>> start

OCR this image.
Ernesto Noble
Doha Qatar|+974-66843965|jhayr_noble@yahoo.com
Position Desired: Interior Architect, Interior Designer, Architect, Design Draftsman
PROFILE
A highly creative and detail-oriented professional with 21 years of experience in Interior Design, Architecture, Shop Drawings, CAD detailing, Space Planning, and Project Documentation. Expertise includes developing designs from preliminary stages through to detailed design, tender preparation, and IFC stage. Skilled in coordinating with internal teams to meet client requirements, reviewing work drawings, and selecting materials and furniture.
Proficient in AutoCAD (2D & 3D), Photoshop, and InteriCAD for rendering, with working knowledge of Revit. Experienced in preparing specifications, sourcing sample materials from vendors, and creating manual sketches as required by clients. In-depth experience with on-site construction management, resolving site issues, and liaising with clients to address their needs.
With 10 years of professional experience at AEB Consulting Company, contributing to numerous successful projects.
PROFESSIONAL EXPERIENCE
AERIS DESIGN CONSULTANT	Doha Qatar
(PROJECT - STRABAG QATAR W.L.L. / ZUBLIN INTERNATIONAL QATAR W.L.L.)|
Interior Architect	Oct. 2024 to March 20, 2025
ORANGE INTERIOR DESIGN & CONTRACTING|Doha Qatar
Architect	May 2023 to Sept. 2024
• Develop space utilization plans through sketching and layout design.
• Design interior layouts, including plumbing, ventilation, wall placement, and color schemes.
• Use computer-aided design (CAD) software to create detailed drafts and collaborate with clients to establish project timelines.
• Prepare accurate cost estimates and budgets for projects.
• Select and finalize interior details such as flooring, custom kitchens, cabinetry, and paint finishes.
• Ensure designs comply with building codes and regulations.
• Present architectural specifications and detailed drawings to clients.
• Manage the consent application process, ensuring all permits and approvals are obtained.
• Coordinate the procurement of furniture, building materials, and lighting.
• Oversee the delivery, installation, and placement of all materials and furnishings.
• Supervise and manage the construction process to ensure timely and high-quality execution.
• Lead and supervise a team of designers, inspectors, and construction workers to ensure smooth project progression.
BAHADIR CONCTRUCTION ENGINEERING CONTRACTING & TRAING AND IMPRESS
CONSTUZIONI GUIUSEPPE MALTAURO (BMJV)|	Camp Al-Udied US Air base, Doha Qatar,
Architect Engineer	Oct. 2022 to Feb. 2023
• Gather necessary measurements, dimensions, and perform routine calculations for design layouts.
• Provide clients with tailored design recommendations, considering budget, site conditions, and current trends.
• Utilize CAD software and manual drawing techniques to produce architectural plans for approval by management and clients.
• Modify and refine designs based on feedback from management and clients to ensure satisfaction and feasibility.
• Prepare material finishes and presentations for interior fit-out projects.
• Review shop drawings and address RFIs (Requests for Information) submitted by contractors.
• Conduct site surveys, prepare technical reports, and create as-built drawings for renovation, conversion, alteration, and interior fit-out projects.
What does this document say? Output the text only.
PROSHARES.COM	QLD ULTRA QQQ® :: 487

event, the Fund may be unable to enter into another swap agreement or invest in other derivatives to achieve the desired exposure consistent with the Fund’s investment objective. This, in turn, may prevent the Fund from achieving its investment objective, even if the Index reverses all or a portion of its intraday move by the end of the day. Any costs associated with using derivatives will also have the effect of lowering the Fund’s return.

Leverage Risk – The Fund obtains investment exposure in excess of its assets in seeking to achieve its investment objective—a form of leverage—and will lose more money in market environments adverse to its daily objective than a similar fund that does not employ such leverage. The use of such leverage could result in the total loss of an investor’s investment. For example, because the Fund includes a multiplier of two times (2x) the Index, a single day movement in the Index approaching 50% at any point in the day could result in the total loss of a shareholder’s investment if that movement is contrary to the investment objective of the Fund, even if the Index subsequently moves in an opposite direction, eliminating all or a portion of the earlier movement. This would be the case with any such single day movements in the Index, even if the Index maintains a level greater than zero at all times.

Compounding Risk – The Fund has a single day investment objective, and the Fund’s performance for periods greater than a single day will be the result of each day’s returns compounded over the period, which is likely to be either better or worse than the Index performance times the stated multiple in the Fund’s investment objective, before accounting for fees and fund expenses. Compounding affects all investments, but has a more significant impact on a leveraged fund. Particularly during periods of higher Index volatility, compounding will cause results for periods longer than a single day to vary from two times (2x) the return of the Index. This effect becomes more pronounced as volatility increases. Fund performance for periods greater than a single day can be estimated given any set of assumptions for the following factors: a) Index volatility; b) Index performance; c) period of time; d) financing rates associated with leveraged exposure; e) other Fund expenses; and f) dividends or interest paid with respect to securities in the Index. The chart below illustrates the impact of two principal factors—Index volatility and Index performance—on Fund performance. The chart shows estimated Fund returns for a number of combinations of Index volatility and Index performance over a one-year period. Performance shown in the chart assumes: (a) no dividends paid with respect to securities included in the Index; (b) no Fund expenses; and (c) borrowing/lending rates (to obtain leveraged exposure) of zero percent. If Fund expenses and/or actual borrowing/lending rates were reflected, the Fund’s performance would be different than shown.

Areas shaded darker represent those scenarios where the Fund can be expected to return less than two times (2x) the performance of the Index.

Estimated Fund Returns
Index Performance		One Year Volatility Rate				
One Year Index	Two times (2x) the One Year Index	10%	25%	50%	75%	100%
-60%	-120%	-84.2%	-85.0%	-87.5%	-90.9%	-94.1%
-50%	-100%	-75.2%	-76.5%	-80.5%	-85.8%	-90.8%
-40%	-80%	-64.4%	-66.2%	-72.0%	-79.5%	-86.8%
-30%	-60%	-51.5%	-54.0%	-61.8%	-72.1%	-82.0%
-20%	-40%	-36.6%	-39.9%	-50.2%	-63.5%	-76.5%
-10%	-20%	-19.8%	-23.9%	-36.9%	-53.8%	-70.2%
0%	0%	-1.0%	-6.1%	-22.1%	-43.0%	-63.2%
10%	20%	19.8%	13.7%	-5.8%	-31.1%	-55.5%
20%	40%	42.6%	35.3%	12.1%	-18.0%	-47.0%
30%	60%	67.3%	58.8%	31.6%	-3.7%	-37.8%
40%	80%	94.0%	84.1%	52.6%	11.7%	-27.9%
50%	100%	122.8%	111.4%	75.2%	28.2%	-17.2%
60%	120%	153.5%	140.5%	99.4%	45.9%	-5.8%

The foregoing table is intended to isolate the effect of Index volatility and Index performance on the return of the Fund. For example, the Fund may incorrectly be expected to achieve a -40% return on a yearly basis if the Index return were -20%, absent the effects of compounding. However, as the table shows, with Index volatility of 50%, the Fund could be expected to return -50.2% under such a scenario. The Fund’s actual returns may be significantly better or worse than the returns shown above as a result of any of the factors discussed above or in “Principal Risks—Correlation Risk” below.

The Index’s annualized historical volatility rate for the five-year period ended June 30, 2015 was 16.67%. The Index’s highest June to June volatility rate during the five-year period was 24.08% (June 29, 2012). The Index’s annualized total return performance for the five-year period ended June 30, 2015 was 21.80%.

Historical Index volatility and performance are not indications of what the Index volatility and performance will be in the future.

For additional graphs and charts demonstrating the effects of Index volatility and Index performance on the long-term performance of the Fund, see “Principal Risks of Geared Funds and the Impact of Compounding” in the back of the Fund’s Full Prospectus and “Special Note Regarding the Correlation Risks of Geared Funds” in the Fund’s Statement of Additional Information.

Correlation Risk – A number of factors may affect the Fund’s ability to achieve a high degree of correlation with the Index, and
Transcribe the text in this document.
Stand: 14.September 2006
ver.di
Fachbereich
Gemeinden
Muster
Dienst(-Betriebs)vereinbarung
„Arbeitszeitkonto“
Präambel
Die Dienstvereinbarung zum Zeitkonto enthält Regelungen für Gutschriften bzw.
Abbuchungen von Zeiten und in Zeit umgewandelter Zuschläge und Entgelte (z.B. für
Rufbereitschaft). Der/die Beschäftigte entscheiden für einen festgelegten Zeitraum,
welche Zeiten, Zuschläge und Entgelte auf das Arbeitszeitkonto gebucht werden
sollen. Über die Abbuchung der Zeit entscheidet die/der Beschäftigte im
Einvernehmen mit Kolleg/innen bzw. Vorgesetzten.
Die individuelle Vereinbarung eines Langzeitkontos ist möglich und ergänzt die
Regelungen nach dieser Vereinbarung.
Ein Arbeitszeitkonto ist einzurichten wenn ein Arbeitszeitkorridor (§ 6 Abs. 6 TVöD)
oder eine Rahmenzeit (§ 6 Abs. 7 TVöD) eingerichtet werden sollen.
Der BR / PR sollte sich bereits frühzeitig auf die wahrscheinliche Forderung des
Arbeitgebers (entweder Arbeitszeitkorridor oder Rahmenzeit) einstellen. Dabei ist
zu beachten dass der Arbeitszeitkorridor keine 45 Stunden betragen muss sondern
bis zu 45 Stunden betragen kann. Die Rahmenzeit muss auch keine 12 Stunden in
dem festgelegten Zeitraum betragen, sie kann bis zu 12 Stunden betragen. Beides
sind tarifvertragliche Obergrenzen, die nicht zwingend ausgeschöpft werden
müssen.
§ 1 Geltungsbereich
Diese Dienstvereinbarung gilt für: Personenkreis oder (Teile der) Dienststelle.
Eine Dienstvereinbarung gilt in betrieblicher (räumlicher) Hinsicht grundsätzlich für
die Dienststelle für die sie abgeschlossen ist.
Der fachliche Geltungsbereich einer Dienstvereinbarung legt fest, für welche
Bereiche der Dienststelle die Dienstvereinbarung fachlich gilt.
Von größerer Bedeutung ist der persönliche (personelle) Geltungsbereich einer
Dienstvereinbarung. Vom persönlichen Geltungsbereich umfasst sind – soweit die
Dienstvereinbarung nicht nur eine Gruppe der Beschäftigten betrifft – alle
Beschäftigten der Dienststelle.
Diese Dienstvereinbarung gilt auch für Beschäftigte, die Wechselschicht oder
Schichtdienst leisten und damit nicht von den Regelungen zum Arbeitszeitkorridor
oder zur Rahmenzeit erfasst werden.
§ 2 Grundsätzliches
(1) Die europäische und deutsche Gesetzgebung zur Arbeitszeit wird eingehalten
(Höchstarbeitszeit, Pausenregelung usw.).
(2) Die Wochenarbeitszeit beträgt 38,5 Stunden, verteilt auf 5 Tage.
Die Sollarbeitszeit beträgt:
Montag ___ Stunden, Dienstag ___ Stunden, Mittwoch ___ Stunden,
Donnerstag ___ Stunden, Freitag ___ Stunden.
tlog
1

>> end

**Task description**
Pull out every line of the records that includes the string "einer".

**Result**
Der fachliche Geltungsbereich einer Dienstvereinbarung legt fest, für welche
Von größerer Bedeutung ist der persönliche (personelle) Geltungsbereich einer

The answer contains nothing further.